Stored data:
════════

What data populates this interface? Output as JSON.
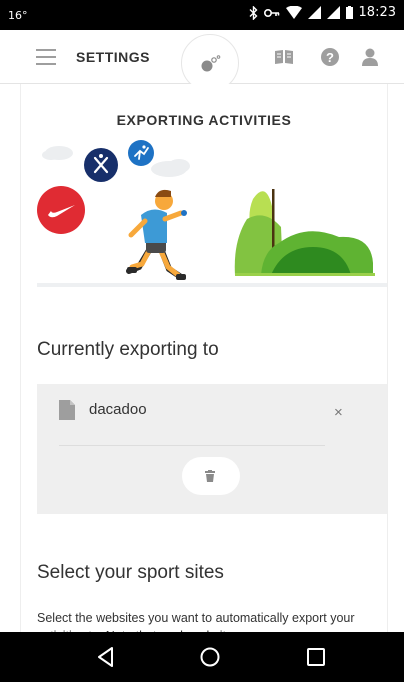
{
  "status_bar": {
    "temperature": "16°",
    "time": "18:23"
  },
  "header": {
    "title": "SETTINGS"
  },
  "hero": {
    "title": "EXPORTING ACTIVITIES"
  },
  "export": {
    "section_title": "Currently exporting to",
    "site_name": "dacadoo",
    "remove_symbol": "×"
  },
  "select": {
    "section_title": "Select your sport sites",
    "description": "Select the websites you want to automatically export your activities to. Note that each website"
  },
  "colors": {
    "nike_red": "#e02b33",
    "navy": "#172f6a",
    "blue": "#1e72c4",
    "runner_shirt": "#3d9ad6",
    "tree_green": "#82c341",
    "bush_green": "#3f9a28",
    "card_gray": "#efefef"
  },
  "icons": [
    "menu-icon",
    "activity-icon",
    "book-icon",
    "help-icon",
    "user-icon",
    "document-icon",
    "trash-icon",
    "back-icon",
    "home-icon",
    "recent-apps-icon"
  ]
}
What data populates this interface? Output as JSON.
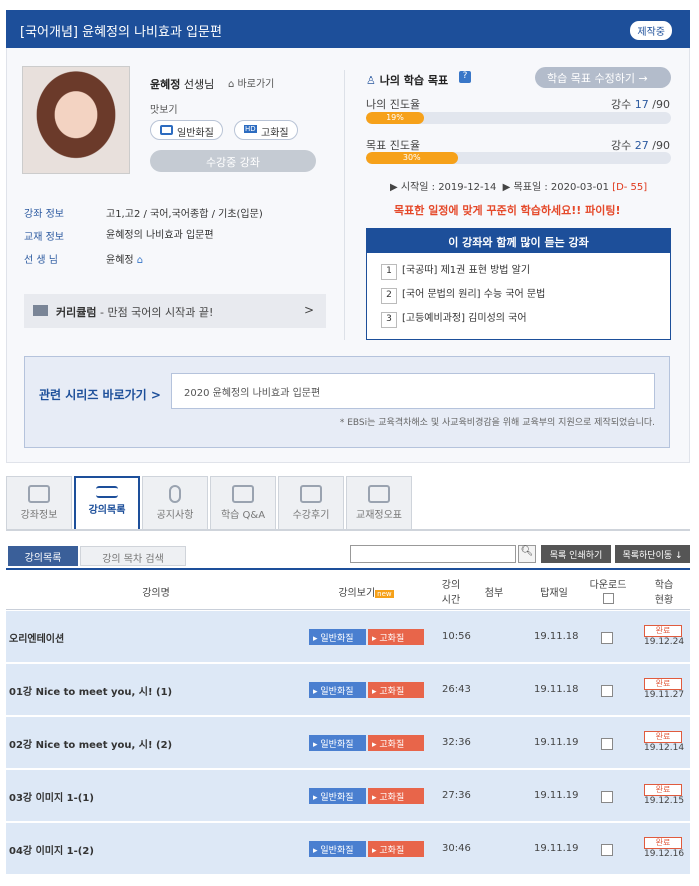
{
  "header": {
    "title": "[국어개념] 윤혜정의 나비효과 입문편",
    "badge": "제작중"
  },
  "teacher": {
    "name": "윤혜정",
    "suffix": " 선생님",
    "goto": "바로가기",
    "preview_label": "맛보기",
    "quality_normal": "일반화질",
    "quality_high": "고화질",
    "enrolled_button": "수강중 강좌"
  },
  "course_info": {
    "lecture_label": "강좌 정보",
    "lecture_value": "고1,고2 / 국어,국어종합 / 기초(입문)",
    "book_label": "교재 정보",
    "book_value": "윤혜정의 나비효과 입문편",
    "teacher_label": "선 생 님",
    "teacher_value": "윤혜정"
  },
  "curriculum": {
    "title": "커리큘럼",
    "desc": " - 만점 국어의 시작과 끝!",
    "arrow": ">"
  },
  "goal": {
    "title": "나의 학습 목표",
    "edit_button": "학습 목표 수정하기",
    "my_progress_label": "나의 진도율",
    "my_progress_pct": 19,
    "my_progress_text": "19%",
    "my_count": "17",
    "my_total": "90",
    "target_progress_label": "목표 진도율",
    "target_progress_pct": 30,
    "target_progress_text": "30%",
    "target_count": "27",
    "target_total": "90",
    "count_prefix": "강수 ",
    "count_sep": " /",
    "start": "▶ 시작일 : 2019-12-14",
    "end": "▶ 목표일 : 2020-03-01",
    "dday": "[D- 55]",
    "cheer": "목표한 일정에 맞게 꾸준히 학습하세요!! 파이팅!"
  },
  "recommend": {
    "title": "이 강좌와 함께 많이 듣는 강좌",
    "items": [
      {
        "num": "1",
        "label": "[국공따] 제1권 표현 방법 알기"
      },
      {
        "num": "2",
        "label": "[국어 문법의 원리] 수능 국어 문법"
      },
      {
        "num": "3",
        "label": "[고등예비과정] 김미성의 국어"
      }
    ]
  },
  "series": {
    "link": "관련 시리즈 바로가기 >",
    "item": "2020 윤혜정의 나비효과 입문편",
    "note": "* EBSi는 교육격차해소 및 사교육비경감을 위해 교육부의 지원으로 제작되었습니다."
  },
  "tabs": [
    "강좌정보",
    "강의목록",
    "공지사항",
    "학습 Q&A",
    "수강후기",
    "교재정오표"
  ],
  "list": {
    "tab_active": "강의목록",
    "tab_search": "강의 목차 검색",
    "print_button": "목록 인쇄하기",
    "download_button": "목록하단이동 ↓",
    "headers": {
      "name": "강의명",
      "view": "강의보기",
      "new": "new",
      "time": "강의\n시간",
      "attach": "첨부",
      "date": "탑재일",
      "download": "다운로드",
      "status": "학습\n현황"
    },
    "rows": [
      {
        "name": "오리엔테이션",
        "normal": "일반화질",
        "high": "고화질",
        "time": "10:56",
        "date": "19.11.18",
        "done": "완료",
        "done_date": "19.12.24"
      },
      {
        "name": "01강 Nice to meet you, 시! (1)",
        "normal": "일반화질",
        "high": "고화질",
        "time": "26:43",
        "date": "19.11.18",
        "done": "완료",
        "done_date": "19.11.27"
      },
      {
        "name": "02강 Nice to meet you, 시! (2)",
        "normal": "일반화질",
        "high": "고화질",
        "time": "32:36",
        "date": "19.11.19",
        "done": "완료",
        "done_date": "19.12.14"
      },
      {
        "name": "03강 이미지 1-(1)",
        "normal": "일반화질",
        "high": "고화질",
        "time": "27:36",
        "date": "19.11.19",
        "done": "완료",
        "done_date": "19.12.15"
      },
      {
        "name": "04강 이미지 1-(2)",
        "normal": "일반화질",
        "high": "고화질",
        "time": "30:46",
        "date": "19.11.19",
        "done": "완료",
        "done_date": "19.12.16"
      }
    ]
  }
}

════════

▸ What is needed: Return each line that includes "meet".

▸ Exercise answer:
        "name": "01강 Nice to meet you, 시! (1)",
        "name": "02강 Nice to meet you, 시! (2)",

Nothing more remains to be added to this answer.